Entries taken from a collection
..............................
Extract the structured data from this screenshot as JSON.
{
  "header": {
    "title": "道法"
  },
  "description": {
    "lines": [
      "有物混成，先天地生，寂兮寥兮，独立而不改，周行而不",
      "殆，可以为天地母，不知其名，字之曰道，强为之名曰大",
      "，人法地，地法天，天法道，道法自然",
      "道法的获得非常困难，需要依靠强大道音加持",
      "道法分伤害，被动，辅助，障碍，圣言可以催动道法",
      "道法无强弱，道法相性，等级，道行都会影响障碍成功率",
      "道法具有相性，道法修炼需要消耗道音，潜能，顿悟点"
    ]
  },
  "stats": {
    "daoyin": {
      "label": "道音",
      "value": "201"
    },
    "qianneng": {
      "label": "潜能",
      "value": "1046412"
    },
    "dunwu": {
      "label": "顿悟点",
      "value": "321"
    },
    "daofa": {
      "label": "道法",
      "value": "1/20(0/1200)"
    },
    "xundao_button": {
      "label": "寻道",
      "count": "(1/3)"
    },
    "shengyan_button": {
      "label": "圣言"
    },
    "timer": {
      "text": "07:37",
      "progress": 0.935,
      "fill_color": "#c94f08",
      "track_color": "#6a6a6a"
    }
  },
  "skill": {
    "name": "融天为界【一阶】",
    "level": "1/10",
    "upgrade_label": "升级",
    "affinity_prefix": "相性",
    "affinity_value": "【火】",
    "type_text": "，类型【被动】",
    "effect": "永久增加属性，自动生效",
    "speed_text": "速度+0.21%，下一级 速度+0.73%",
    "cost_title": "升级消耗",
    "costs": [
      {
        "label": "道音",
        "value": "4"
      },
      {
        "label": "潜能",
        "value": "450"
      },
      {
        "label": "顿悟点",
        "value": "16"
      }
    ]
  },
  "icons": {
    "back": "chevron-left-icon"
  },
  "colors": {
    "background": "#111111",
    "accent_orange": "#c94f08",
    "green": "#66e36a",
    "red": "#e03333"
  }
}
..............................
◆ **What you have to do**: Please quote the data above in full, with no line missing.

◆ **Exercise result**:
Extract the structured data from this screenshot as JSON.
{
  "header": {
    "title": "道法"
  },
  "description": {
    "lines": [
      "有物混成，先天地生，寂兮寥兮，独立而不改，周行而不",
      "殆，可以为天地母，不知其名，字之曰道，强为之名曰大",
      "，人法地，地法天，天法道，道法自然",
      "道法的获得非常困难，需要依靠强大道音加持",
      "道法分伤害，被动，辅助，障碍，圣言可以催动道法",
      "道法无强弱，道法相性，等级，道行都会影响障碍成功率",
      "道法具有相性，道法修炼需要消耗道音，潜能，顿悟点"
    ]
  },
  "stats": {
    "daoyin": {
      "label": "道音",
      "value": "201"
    },
    "qianneng": {
      "label": "潜能",
      "value": "1046412"
    },
    "dunwu": {
      "label": "顿悟点",
      "value": "321"
    },
    "daofa": {
      "label": "道法",
      "value": "1/20(0/1200)"
    },
    "xundao_button": {
      "label": "寻道",
      "count": "(1/3)"
    },
    "shengyan_button": {
      "label": "圣言"
    },
    "timer": {
      "text": "07:37",
      "progress": 0.935,
      "fill_color": "#c94f08",
      "track_color": "#6a6a6a"
    }
  },
  "skill": {
    "name": "融天为界【一阶】",
    "level": "1/10",
    "upgrade_label": "升级",
    "affinity_prefix": "相性",
    "affinity_value": "【火】",
    "type_text": "，类型【被动】",
    "effect": "永久增加属性，自动生效",
    "speed_text": "速度+0.21%，下一级 速度+0.73%",
    "cost_title": "升级消耗",
    "costs": [
      {
        "label": "道音",
        "value": "4"
      },
      {
        "label": "潜能",
        "value": "450"
      },
      {
        "label": "顿悟点",
        "value": "16"
      }
    ]
  },
  "icons": {
    "back": "chevron-left-icon"
  },
  "colors": {
    "background": "#111111",
    "accent_orange": "#c94f08",
    "green": "#66e36a",
    "red": "#e03333"
  }
}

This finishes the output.